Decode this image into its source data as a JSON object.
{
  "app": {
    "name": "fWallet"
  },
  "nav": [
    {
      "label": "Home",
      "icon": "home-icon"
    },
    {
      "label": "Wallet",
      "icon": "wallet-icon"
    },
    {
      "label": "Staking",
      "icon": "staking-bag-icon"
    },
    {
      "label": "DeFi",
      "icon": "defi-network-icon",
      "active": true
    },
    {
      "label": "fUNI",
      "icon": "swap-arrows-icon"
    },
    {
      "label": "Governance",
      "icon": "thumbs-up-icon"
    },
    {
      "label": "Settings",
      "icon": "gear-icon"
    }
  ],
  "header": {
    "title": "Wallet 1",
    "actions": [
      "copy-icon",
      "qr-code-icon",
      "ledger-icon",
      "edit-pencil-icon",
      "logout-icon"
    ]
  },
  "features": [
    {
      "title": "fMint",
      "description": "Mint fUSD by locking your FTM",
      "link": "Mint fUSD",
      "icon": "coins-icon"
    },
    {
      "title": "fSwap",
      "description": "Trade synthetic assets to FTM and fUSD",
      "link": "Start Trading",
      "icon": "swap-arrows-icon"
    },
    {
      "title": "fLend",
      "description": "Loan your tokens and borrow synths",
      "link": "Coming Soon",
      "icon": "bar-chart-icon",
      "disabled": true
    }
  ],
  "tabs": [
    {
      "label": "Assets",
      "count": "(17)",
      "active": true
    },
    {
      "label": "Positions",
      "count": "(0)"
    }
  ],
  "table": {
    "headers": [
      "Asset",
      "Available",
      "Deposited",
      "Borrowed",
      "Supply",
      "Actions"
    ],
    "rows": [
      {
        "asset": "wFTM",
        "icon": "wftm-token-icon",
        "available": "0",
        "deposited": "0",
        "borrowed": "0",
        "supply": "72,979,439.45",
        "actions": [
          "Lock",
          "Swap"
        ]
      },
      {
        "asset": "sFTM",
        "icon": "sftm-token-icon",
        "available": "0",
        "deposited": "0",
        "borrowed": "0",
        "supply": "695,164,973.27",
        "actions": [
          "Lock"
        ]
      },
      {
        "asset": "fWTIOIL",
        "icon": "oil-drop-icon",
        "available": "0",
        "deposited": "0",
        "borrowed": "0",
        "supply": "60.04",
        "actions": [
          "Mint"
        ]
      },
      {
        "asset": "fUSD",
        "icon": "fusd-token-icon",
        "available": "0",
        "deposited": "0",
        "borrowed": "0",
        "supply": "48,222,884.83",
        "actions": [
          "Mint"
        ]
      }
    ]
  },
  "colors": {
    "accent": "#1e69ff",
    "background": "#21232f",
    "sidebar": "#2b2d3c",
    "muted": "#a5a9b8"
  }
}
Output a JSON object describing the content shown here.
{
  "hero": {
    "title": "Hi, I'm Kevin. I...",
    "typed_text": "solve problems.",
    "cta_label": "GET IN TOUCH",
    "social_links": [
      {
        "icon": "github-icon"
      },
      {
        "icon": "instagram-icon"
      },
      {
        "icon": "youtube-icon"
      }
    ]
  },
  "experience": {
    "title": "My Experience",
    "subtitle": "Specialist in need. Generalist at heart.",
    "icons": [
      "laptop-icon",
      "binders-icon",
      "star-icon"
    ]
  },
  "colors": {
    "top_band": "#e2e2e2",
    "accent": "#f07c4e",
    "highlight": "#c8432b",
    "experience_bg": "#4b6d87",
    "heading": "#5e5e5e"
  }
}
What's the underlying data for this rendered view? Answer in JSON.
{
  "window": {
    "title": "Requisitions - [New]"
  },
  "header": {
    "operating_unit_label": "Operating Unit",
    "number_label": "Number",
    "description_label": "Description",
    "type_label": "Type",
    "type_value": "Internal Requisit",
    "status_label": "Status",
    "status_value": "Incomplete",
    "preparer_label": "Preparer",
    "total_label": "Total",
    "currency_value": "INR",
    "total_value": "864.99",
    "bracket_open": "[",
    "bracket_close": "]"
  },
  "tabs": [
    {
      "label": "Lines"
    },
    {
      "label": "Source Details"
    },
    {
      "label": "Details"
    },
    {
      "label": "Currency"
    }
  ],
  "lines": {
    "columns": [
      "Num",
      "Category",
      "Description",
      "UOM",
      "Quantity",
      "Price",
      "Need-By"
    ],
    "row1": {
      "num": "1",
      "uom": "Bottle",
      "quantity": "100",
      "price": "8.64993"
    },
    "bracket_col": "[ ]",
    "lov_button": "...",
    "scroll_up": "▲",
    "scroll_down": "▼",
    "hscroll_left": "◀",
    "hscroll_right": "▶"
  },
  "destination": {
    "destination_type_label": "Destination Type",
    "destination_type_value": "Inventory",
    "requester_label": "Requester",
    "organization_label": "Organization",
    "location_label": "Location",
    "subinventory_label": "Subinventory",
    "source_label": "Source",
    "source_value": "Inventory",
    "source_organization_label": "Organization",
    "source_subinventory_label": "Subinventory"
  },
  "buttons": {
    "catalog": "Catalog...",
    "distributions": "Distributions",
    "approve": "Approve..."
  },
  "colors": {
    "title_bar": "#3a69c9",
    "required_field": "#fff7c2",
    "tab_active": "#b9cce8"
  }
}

> [JOB] Every record above should be output exactly.

> [ANSWER TO THE EXERCISE]
Decode this image into its source data as a JSON object.
{
  "app": {
    "name": "fWallet"
  },
  "nav": [
    {
      "label": "Home",
      "icon": "home-icon"
    },
    {
      "label": "Wallet",
      "icon": "wallet-icon"
    },
    {
      "label": "Staking",
      "icon": "staking-bag-icon"
    },
    {
      "label": "DeFi",
      "icon": "defi-network-icon",
      "active": true
    },
    {
      "label": "fUNI",
      "icon": "swap-arrows-icon"
    },
    {
      "label": "Governance",
      "icon": "thumbs-up-icon"
    },
    {
      "label": "Settings",
      "icon": "gear-icon"
    }
  ],
  "header": {
    "title": "Wallet 1",
    "actions": [
      "copy-icon",
      "qr-code-icon",
      "ledger-icon",
      "edit-pencil-icon",
      "logout-icon"
    ]
  },
  "features": [
    {
      "title": "fMint",
      "description": "Mint fUSD by locking your FTM",
      "link": "Mint fUSD",
      "icon": "coins-icon"
    },
    {
      "title": "fSwap",
      "description": "Trade synthetic assets to FTM and fUSD",
      "link": "Start Trading",
      "icon": "swap-arrows-icon"
    },
    {
      "title": "fLend",
      "description": "Loan your tokens and borrow synths",
      "link": "Coming Soon",
      "icon": "bar-chart-icon",
      "disabled": true
    }
  ],
  "tabs": [
    {
      "label": "Assets",
      "count": "(17)",
      "active": true
    },
    {
      "label": "Positions",
      "count": "(0)"
    }
  ],
  "table": {
    "headers": [
      "Asset",
      "Available",
      "Deposited",
      "Borrowed",
      "Supply",
      "Actions"
    ],
    "rows": [
      {
        "asset": "wFTM",
        "icon": "wftm-token-icon",
        "available": "0",
        "deposited": "0",
        "borrowed": "0",
        "supply": "72,979,439.45",
        "actions": [
          "Lock",
          "Swap"
        ]
      },
      {
        "asset": "sFTM",
        "icon": "sftm-token-icon",
        "available": "0",
        "deposited": "0",
        "borrowed": "0",
        "supply": "695,164,973.27",
        "actions": [
          "Lock"
        ]
      },
      {
        "asset": "fWTIOIL",
        "icon": "oil-drop-icon",
        "available": "0",
        "deposited": "0",
        "borrowed": "0",
        "supply": "60.04",
        "actions": [
          "Mint"
        ]
      },
      {
        "asset": "fUSD",
        "icon": "fusd-token-icon",
        "available": "0",
        "deposited": "0",
        "borrowed": "0",
        "supply": "48,222,884.83",
        "actions": [
          "Mint"
        ]
      }
    ]
  },
  "colors": {
    "accent": "#1e69ff",
    "background": "#21232f",
    "sidebar": "#2b2d3c",
    "muted": "#a5a9b8"
  }
}
Output a JSON object describing the content shown here.
{
  "hero": {
    "title": "Hi, I'm Kevin. I...",
    "typed_text": "solve problems.",
    "cta_label": "GET IN TOUCH",
    "social_links": [
      {
        "icon": "github-icon"
      },
      {
        "icon": "instagram-icon"
      },
      {
        "icon": "youtube-icon"
      }
    ]
  },
  "experience": {
    "title": "My Experience",
    "subtitle": "Specialist in need. Generalist at heart.",
    "icons": [
      "laptop-icon",
      "binders-icon",
      "star-icon"
    ]
  },
  "colors": {
    "top_band": "#e2e2e2",
    "accent": "#f07c4e",
    "highlight": "#c8432b",
    "experience_bg": "#4b6d87",
    "heading": "#5e5e5e"
  }
}
What's the underlying data for this rendered view? Answer in JSON.
{
  "window": {
    "title": "Requisitions - [New]"
  },
  "header": {
    "operating_unit_label": "Operating Unit",
    "number_label": "Number",
    "description_label": "Description",
    "type_label": "Type",
    "type_value": "Internal Requisit",
    "status_label": "Status",
    "status_value": "Incomplete",
    "preparer_label": "Preparer",
    "total_label": "Total",
    "currency_value": "INR",
    "total_value": "864.99",
    "bracket_open": "[",
    "bracket_close": "]"
  },
  "tabs": [
    {
      "label": "Lines"
    },
    {
      "label": "Source Details"
    },
    {
      "label": "Details"
    },
    {
      "label": "Currency"
    }
  ],
  "lines": {
    "columns": [
      "Num",
      "Category",
      "Description",
      "UOM",
      "Quantity",
      "Price",
      "Need-By"
    ],
    "row1": {
      "num": "1",
      "uom": "Bottle",
      "quantity": "100",
      "price": "8.64993"
    },
    "bracket_col": "[ ]",
    "lov_button": "...",
    "scroll_up": "▲",
    "scroll_down": "▼",
    "hscroll_left": "◀",
    "hscroll_right": "▶"
  },
  "destination": {
    "destination_type_label": "Destination Type",
    "destination_type_value": "Inventory",
    "requester_label": "Requester",
    "organization_label": "Organization",
    "location_label": "Location",
    "subinventory_label": "Subinventory",
    "source_label": "Source",
    "source_value": "Inventory",
    "source_organization_label": "Organization",
    "source_subinventory_label": "Subinventory"
  },
  "buttons": {
    "catalog": "Catalog...",
    "distributions": "Distributions",
    "approve": "Approve..."
  },
  "colors": {
    "title_bar": "#3a69c9",
    "required_field": "#fff7c2",
    "tab_active": "#b9cce8"
  }
}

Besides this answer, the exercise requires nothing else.